** START OF Listed records **
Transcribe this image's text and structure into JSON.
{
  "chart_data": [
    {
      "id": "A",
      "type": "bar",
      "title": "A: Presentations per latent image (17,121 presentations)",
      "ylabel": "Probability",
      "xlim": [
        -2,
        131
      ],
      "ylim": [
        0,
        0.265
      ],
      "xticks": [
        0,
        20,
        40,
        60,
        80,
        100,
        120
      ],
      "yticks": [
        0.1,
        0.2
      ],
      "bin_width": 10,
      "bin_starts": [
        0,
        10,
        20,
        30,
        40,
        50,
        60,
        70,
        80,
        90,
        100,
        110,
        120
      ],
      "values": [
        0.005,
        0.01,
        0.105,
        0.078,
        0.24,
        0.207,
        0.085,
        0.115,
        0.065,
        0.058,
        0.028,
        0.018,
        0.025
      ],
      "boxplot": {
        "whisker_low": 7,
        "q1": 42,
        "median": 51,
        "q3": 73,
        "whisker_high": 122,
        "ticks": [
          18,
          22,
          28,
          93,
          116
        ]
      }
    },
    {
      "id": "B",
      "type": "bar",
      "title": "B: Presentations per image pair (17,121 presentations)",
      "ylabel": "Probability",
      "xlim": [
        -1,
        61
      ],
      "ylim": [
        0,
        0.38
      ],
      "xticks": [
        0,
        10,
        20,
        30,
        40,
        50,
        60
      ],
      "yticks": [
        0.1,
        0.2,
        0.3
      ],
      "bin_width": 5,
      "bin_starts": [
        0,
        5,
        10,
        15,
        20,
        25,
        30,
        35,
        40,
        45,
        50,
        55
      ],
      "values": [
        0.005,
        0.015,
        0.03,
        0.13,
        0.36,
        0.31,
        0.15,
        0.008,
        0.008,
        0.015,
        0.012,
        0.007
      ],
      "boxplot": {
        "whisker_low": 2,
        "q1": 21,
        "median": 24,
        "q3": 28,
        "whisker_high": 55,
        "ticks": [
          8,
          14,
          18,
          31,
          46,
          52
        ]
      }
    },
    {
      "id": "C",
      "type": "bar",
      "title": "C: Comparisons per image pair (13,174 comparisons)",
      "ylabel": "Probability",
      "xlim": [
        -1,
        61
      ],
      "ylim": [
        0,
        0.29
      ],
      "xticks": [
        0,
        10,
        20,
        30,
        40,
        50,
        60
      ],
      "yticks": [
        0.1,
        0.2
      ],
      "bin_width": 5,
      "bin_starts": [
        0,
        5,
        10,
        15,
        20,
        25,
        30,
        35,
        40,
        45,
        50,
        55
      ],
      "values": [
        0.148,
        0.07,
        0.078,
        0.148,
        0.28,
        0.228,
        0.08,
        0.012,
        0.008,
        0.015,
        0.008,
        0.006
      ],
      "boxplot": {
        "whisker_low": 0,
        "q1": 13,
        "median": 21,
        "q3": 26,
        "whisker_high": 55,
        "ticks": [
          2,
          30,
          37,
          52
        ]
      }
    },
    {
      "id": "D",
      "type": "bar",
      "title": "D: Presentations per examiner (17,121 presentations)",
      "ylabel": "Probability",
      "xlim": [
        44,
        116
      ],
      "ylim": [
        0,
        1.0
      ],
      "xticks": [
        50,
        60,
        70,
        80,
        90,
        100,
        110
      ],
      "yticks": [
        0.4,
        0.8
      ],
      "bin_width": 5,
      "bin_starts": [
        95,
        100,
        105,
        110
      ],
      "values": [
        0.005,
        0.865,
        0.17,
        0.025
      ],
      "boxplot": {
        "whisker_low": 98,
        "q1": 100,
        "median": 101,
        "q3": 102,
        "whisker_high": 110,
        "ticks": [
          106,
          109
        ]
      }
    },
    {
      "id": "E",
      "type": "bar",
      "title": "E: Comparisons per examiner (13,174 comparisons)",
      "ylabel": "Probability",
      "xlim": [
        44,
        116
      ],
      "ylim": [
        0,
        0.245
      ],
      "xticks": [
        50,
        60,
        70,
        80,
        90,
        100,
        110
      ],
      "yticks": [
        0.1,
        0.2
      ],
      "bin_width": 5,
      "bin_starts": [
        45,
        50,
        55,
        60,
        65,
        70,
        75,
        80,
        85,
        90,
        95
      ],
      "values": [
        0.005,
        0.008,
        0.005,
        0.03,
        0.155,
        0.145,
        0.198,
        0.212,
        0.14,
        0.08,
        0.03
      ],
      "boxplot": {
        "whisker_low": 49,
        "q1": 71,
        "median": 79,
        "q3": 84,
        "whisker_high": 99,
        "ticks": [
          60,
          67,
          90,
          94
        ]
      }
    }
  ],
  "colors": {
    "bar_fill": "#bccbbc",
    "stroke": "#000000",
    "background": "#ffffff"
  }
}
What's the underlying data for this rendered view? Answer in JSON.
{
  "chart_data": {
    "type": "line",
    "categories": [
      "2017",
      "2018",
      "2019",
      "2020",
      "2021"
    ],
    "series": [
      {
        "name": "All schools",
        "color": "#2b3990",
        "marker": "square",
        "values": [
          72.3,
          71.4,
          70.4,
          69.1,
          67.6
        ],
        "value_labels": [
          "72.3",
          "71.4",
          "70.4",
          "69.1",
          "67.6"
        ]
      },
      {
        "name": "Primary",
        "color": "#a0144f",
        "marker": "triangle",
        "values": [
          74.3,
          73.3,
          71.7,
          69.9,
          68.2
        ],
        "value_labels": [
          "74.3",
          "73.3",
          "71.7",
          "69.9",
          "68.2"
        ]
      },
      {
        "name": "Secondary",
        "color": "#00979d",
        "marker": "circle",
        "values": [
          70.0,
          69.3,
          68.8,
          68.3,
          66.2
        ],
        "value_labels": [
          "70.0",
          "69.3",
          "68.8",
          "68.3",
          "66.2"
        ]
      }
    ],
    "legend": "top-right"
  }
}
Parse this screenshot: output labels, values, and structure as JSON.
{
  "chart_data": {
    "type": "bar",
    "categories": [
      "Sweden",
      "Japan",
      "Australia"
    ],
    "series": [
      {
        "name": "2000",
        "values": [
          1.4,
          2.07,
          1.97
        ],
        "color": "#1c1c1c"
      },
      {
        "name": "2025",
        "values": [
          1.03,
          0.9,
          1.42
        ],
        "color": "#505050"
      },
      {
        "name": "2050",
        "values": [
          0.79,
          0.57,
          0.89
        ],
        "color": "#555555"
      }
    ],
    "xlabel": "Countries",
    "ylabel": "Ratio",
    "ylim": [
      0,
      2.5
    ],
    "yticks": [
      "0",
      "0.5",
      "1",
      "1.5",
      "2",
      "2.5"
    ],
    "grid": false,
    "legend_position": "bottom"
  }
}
** END OF Listed records **
Do this
Please repeat the listing exactly, with nothing left out.

Solution
Transcribe this image's text and structure into JSON.
{
  "chart_data": [
    {
      "id": "A",
      "type": "bar",
      "title": "A: Presentations per latent image (17,121 presentations)",
      "ylabel": "Probability",
      "xlim": [
        -2,
        131
      ],
      "ylim": [
        0,
        0.265
      ],
      "xticks": [
        0,
        20,
        40,
        60,
        80,
        100,
        120
      ],
      "yticks": [
        0.1,
        0.2
      ],
      "bin_width": 10,
      "bin_starts": [
        0,
        10,
        20,
        30,
        40,
        50,
        60,
        70,
        80,
        90,
        100,
        110,
        120
      ],
      "values": [
        0.005,
        0.01,
        0.105,
        0.078,
        0.24,
        0.207,
        0.085,
        0.115,
        0.065,
        0.058,
        0.028,
        0.018,
        0.025
      ],
      "boxplot": {
        "whisker_low": 7,
        "q1": 42,
        "median": 51,
        "q3": 73,
        "whisker_high": 122,
        "ticks": [
          18,
          22,
          28,
          93,
          116
        ]
      }
    },
    {
      "id": "B",
      "type": "bar",
      "title": "B: Presentations per image pair (17,121 presentations)",
      "ylabel": "Probability",
      "xlim": [
        -1,
        61
      ],
      "ylim": [
        0,
        0.38
      ],
      "xticks": [
        0,
        10,
        20,
        30,
        40,
        50,
        60
      ],
      "yticks": [
        0.1,
        0.2,
        0.3
      ],
      "bin_width": 5,
      "bin_starts": [
        0,
        5,
        10,
        15,
        20,
        25,
        30,
        35,
        40,
        45,
        50,
        55
      ],
      "values": [
        0.005,
        0.015,
        0.03,
        0.13,
        0.36,
        0.31,
        0.15,
        0.008,
        0.008,
        0.015,
        0.012,
        0.007
      ],
      "boxplot": {
        "whisker_low": 2,
        "q1": 21,
        "median": 24,
        "q3": 28,
        "whisker_high": 55,
        "ticks": [
          8,
          14,
          18,
          31,
          46,
          52
        ]
      }
    },
    {
      "id": "C",
      "type": "bar",
      "title": "C: Comparisons per image pair (13,174 comparisons)",
      "ylabel": "Probability",
      "xlim": [
        -1,
        61
      ],
      "ylim": [
        0,
        0.29
      ],
      "xticks": [
        0,
        10,
        20,
        30,
        40,
        50,
        60
      ],
      "yticks": [
        0.1,
        0.2
      ],
      "bin_width": 5,
      "bin_starts": [
        0,
        5,
        10,
        15,
        20,
        25,
        30,
        35,
        40,
        45,
        50,
        55
      ],
      "values": [
        0.148,
        0.07,
        0.078,
        0.148,
        0.28,
        0.228,
        0.08,
        0.012,
        0.008,
        0.015,
        0.008,
        0.006
      ],
      "boxplot": {
        "whisker_low": 0,
        "q1": 13,
        "median": 21,
        "q3": 26,
        "whisker_high": 55,
        "ticks": [
          2,
          30,
          37,
          52
        ]
      }
    },
    {
      "id": "D",
      "type": "bar",
      "title": "D: Presentations per examiner (17,121 presentations)",
      "ylabel": "Probability",
      "xlim": [
        44,
        116
      ],
      "ylim": [
        0,
        1.0
      ],
      "xticks": [
        50,
        60,
        70,
        80,
        90,
        100,
        110
      ],
      "yticks": [
        0.4,
        0.8
      ],
      "bin_width": 5,
      "bin_starts": [
        95,
        100,
        105,
        110
      ],
      "values": [
        0.005,
        0.865,
        0.17,
        0.025
      ],
      "boxplot": {
        "whisker_low": 98,
        "q1": 100,
        "median": 101,
        "q3": 102,
        "whisker_high": 110,
        "ticks": [
          106,
          109
        ]
      }
    },
    {
      "id": "E",
      "type": "bar",
      "title": "E: Comparisons per examiner (13,174 comparisons)",
      "ylabel": "Probability",
      "xlim": [
        44,
        116
      ],
      "ylim": [
        0,
        0.245
      ],
      "xticks": [
        50,
        60,
        70,
        80,
        90,
        100,
        110
      ],
      "yticks": [
        0.1,
        0.2
      ],
      "bin_width": 5,
      "bin_starts": [
        45,
        50,
        55,
        60,
        65,
        70,
        75,
        80,
        85,
        90,
        95
      ],
      "values": [
        0.005,
        0.008,
        0.005,
        0.03,
        0.155,
        0.145,
        0.198,
        0.212,
        0.14,
        0.08,
        0.03
      ],
      "boxplot": {
        "whisker_low": 49,
        "q1": 71,
        "median": 79,
        "q3": 84,
        "whisker_high": 99,
        "ticks": [
          60,
          67,
          90,
          94
        ]
      }
    }
  ],
  "colors": {
    "bar_fill": "#bccbbc",
    "stroke": "#000000",
    "background": "#ffffff"
  }
}
What's the underlying data for this rendered view? Answer in JSON.
{
  "chart_data": {
    "type": "line",
    "categories": [
      "2017",
      "2018",
      "2019",
      "2020",
      "2021"
    ],
    "series": [
      {
        "name": "All schools",
        "color": "#2b3990",
        "marker": "square",
        "values": [
          72.3,
          71.4,
          70.4,
          69.1,
          67.6
        ],
        "value_labels": [
          "72.3",
          "71.4",
          "70.4",
          "69.1",
          "67.6"
        ]
      },
      {
        "name": "Primary",
        "color": "#a0144f",
        "marker": "triangle",
        "values": [
          74.3,
          73.3,
          71.7,
          69.9,
          68.2
        ],
        "value_labels": [
          "74.3",
          "73.3",
          "71.7",
          "69.9",
          "68.2"
        ]
      },
      {
        "name": "Secondary",
        "color": "#00979d",
        "marker": "circle",
        "values": [
          70.0,
          69.3,
          68.8,
          68.3,
          66.2
        ],
        "value_labels": [
          "70.0",
          "69.3",
          "68.8",
          "68.3",
          "66.2"
        ]
      }
    ],
    "legend": "top-right"
  }
}
Parse this screenshot: output labels, values, and structure as JSON.
{
  "chart_data": {
    "type": "bar",
    "categories": [
      "Sweden",
      "Japan",
      "Australia"
    ],
    "series": [
      {
        "name": "2000",
        "values": [
          1.4,
          2.07,
          1.97
        ],
        "color": "#1c1c1c"
      },
      {
        "name": "2025",
        "values": [
          1.03,
          0.9,
          1.42
        ],
        "color": "#505050"
      },
      {
        "name": "2050",
        "values": [
          0.79,
          0.57,
          0.89
        ],
        "color": "#555555"
      }
    ],
    "xlabel": "Countries",
    "ylabel": "Ratio",
    "ylim": [
      0,
      2.5
    ],
    "yticks": [
      "0",
      "0.5",
      "1",
      "1.5",
      "2",
      "2.5"
    ],
    "grid": false,
    "legend_position": "bottom"
  }
}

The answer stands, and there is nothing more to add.